Given exercise
Please switch "schematic" to "diagrammatic" in the lines below and reproduce them with no other changes.

-- Begin Material to process --

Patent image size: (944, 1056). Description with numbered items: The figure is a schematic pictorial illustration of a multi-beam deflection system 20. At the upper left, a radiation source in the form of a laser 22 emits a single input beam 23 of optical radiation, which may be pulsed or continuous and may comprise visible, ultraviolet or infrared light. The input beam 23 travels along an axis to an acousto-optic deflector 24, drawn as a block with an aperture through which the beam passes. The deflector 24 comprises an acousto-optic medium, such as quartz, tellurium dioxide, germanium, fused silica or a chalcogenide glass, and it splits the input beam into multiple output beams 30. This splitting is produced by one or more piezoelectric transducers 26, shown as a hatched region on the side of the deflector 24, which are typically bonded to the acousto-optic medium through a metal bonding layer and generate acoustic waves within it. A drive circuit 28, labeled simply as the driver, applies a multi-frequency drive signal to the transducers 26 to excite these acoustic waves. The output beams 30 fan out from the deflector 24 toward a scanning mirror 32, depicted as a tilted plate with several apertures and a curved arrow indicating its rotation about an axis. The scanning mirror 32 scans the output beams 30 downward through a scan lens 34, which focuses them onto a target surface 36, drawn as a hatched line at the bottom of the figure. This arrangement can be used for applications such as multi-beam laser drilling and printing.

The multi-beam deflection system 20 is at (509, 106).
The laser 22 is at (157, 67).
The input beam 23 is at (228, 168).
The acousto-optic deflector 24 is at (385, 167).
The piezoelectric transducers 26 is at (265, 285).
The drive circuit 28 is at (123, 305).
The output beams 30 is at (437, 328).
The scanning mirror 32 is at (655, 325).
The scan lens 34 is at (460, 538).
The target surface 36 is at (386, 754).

-- End Material to process --

Result of the task
Patent image size: (944, 1056). Description with numbered items: The figure is a diagrammatic pictorial illustration of a multi-beam deflection system 20. At the upper left, a radiation source in the form of a laser 22 emits a single input beam 23 of optical radiation, which may be pulsed or continuous and may comprise visible, ultraviolet or infrared light. The input beam 23 travels along an axis to an acousto-optic deflector 24, drawn as a block with an aperture through which the beam passes. The deflector 24 comprises an acousto-optic medium, such as quartz, tellurium dioxide, germanium, fused silica or a chalcogenide glass, and it splits the input beam into multiple output beams 30. This splitting is produced by one or more piezoelectric transducers 26, shown as a hatched region on the side of the deflector 24, which are typically bonded to the acousto-optic medium through a metal bonding layer and generate acoustic waves within it. A drive circuit 28, labeled simply as the driver, applies a multi-frequency drive signal to the transducers 26 to excite these acoustic waves. The output beams 30 fan out from the deflector 24 toward a scanning mirror 32, depicted as a tilted plate with several apertures and a curved arrow indicating its rotation about an axis. The scanning mirror 32 scans the output beams 30 downward through a scan lens 34, which focuses them onto a target surface 36, drawn as a hatched line at the bottom of the figure. This arrangement can be used for applications such as multi-beam laser drilling and printing.

The multi-beam deflection system 20 is at (509, 106).
The laser 22 is at (157, 67).
The input beam 23 is at (228, 168).
The acousto-optic deflector 24 is at (385, 167).
The piezoelectric transducers 26 is at (265, 285).
The drive circuit 28 is at (123, 305).
The output beams 30 is at (437, 328).
The scanning mirror 32 is at (655, 325).
The scan lens 34 is at (460, 538).
The target surface 36 is at (386, 754).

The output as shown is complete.